● **TASK TO CARRY OUT**: Spot each line that carries the word "profile"; copy those lines.

● **TASK MATERIAL**:
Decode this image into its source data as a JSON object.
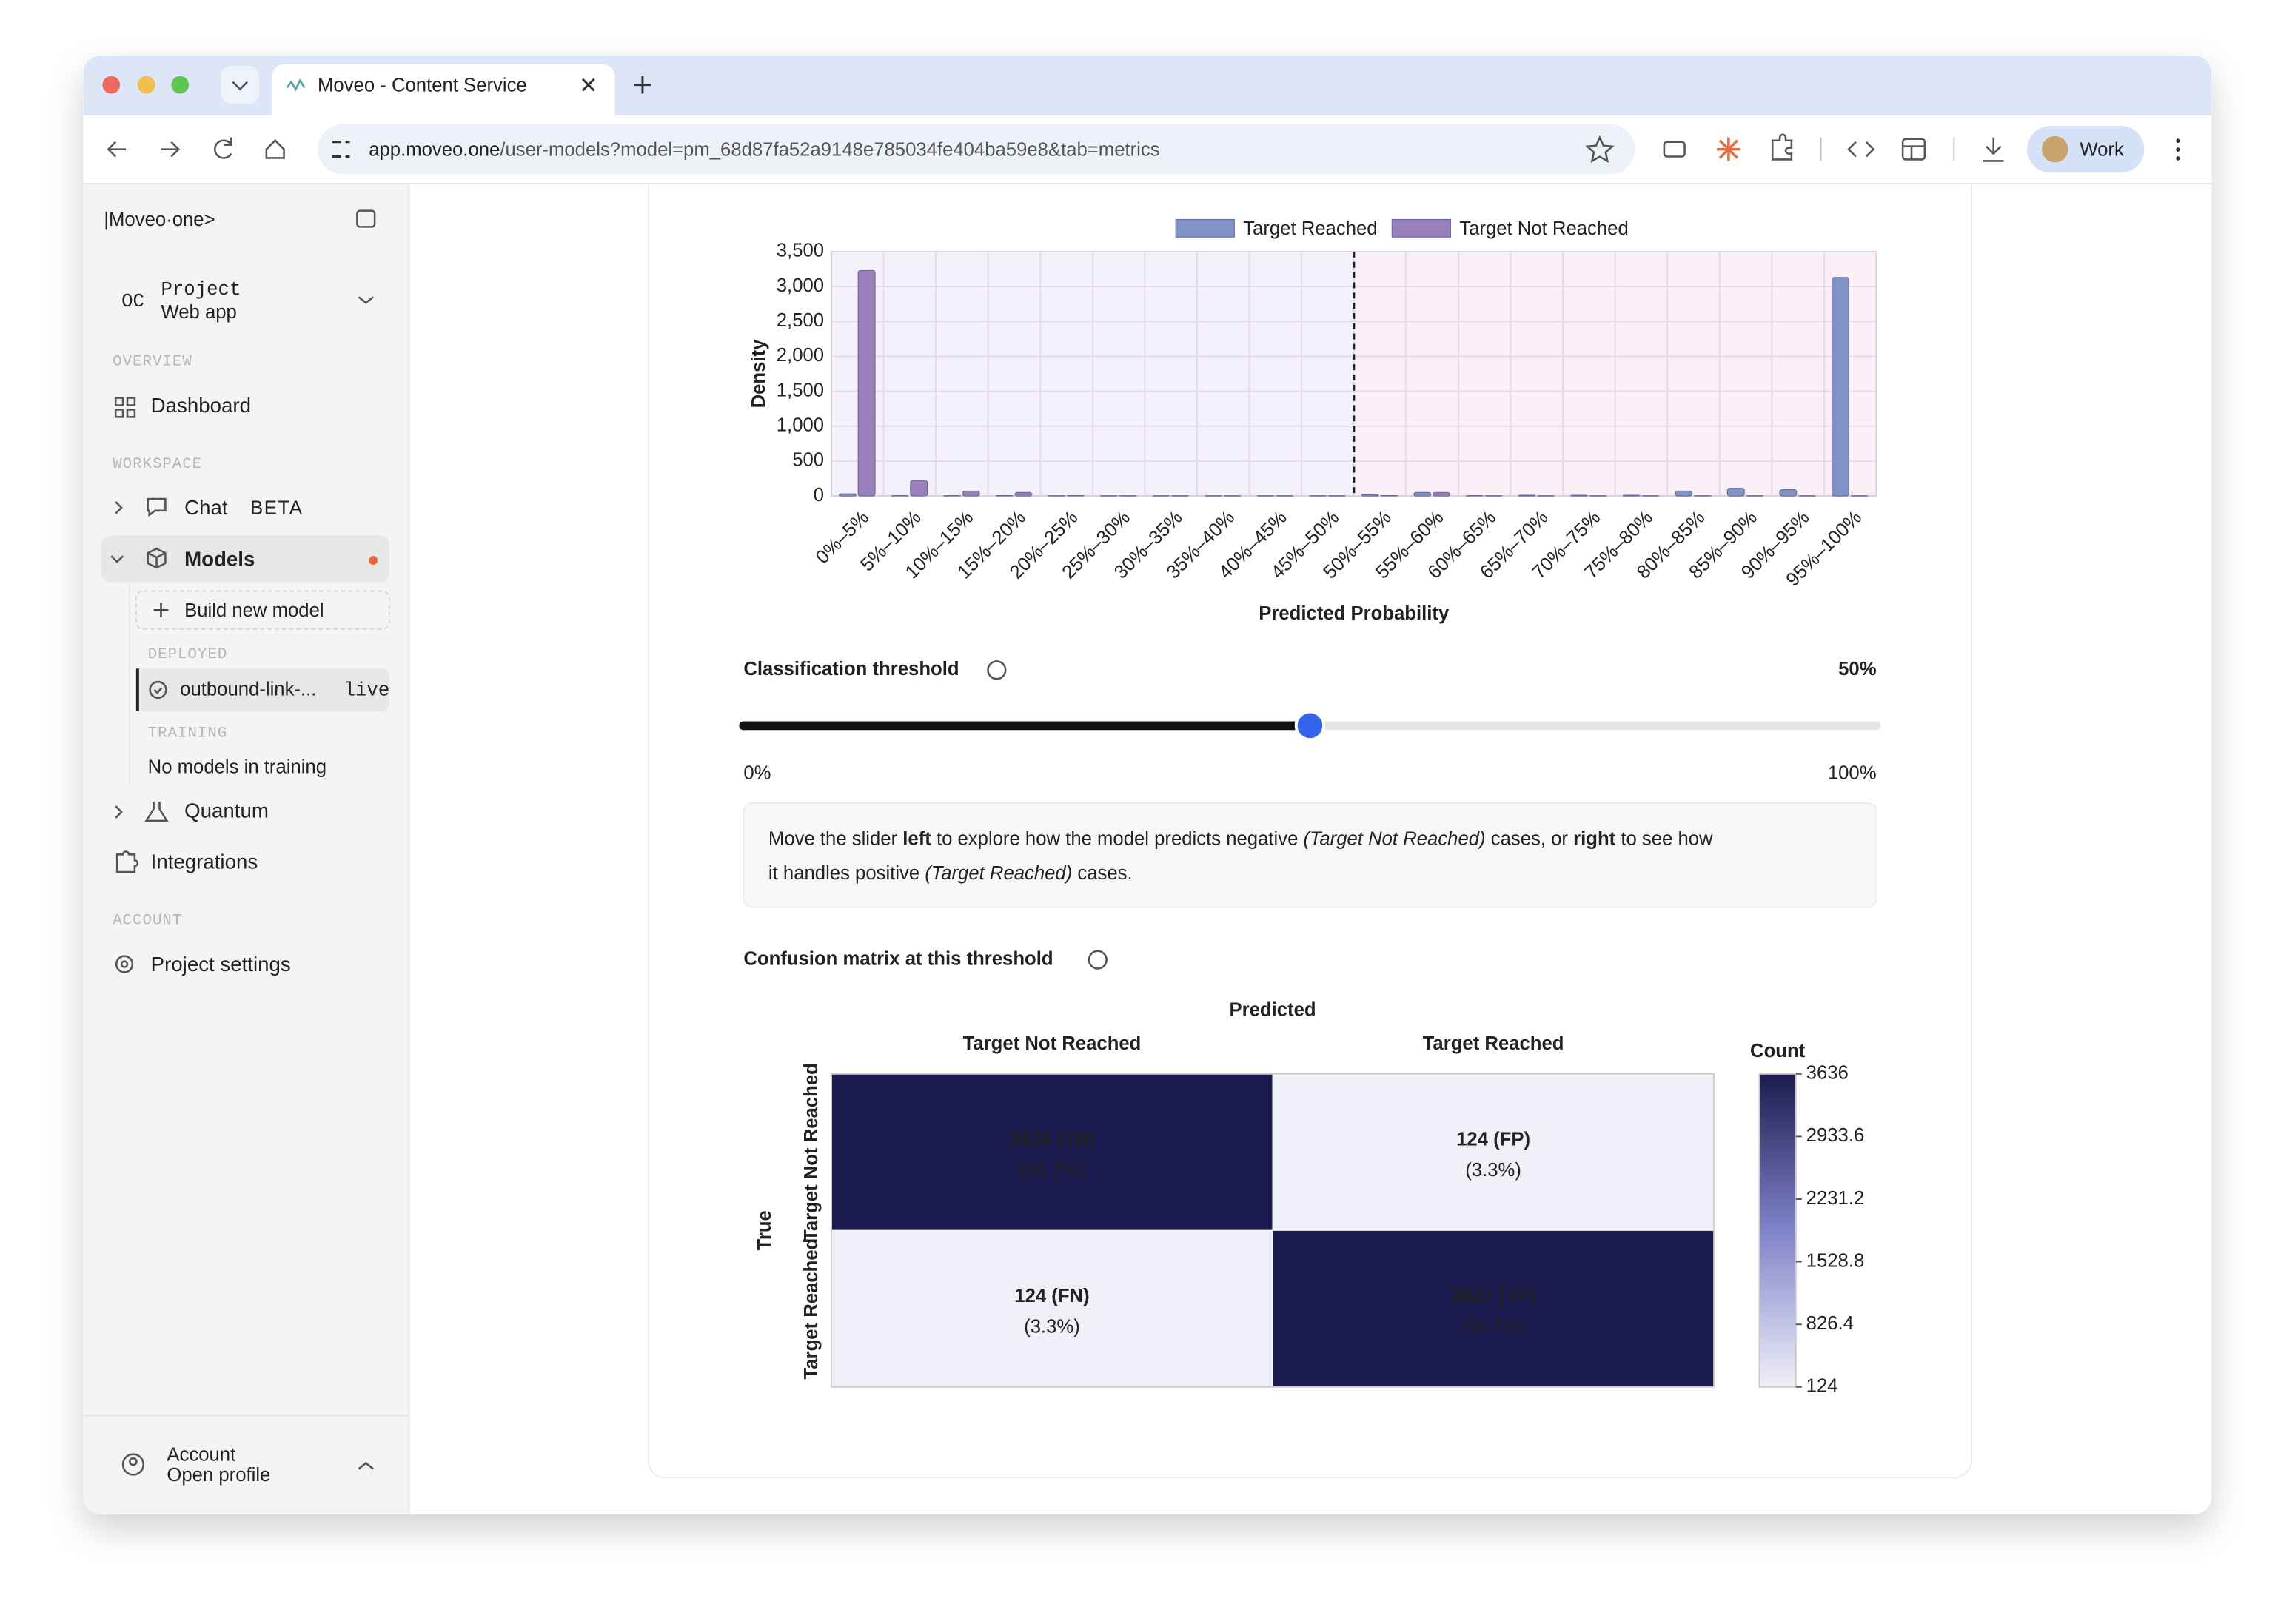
{
  "browser": {
    "tab_title": "Moveo - Content Service",
    "url_host": "app.moveo.one",
    "url_path": "/user-models?model=pm_68d87fa52a9148e785034fe404ba59e8&tab=metrics",
    "profile": "Work"
  },
  "sidebar": {
    "logo": "|Moveo·one>",
    "project_initials": "OC",
    "project_label": "Project",
    "project_name": "Web app",
    "overview": "OVERVIEW",
    "dashboard": "Dashboard",
    "workspace": "WORKSPACE",
    "chat": "Chat",
    "chat_badge": "BETA",
    "models": "Models",
    "build_new_model": "Build new model",
    "deployed": "DEPLOYED",
    "deployed_model": "outbound-link-...",
    "deployed_status": "live",
    "training": "TRAINING",
    "training_empty": "No models in training",
    "quantum": "Quantum",
    "integrations": "Integrations",
    "account_section": "ACCOUNT",
    "project_settings": "Project settings",
    "account": "Account",
    "account_sub": "Open profile"
  },
  "chart_data": {
    "type": "bar",
    "x_label": "Predicted Probability",
    "y_label": "Density",
    "categories": [
      "0%–5%",
      "5%–10%",
      "10%–15%",
      "15%–20%",
      "20%–25%",
      "25%–30%",
      "30%–35%",
      "35%–40%",
      "40%–45%",
      "45%–50%",
      "50%–55%",
      "55%–60%",
      "60%–65%",
      "65%–70%",
      "70%–75%",
      "75%–80%",
      "80%–85%",
      "85%–90%",
      "90%–95%",
      "95%–100%"
    ],
    "series": [
      {
        "name": "Target Reached",
        "color": "#7f93c7",
        "values": [
          30,
          5,
          5,
          5,
          3,
          3,
          3,
          3,
          3,
          3,
          20,
          50,
          5,
          10,
          10,
          10,
          70,
          110,
          90,
          3130
        ]
      },
      {
        "name": "Target Not Reached",
        "color": "#9a7fbd",
        "values": [
          3230,
          220,
          70,
          50,
          5,
          3,
          3,
          3,
          3,
          3,
          5,
          50,
          3,
          3,
          3,
          3,
          3,
          3,
          3,
          3
        ]
      }
    ],
    "ylim": [
      0,
      3500
    ],
    "yticks": [
      0,
      500,
      {
        "value": 1000,
        "label": "1,000"
      },
      {
        "value": 1500,
        "label": "1,500"
      },
      {
        "value": 2000,
        "label": "2,000"
      },
      {
        "value": 2500,
        "label": "2,500"
      },
      {
        "value": 3000,
        "label": "3,000"
      },
      {
        "value": 3500,
        "label": "3,500"
      }
    ],
    "grid": true,
    "legend": "top",
    "background_colors": [
      "#f5f1fa",
      "#fbf0f8"
    ]
  },
  "threshold": {
    "label": "Classification threshold",
    "value": 50,
    "value_label": "50%",
    "min": {
      "value": 0,
      "label": "0%"
    },
    "max": {
      "value": 100,
      "label": "100%"
    },
    "info_lines": [
      [
        {
          "text": "Move the slider "
        },
        {
          "text": "left",
          "style": "bold"
        },
        {
          "text": " to explore how the model predicts negative "
        },
        {
          "text": "(Target Not Reached)",
          "style": "italic"
        },
        {
          "text": " cases, or "
        },
        {
          "text": "right",
          "style": "bold"
        },
        {
          "text": " to see how"
        }
      ],
      [
        {
          "text": "it handles positive "
        },
        {
          "text": "(Target Reached)",
          "style": "italic"
        },
        {
          "text": " cases."
        }
      ]
    ]
  },
  "confusion_matrix": {
    "title": "Confusion matrix at this threshold",
    "x_title": "Predicted",
    "y_title": "True",
    "columns": [
      "Target Not Reached",
      "Target Reached"
    ],
    "rows": [
      "Target Not Reached",
      "Target Reached"
    ],
    "cells": [
      [
        {
          "value": 3636,
          "value_label": "3636 (TN)",
          "percent_label": "(96.7%)"
        },
        {
          "value": 124,
          "value_label": "124 (FP)",
          "percent_label": "(3.3%)"
        }
      ],
      [
        {
          "value": 124,
          "value_label": "124 (FN)",
          "percent_label": "(3.3%)"
        },
        {
          "value": 3627,
          "value_label": "3627 (TP)",
          "percent_label": "(96.7%)"
        }
      ]
    ],
    "colorbar_title": "Count",
    "clim": [
      124,
      3636
    ],
    "colorbar_ticks": [
      3636,
      2933.6,
      2231.2,
      1528.8,
      826.4,
      124
    ],
    "colorscale": [
      "#efeff8",
      "#8083c9",
      "#1b1b4f"
    ]
  }
}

● **THE RESULT**:
    "profile": "Work"
    "account_sub": "Open profile"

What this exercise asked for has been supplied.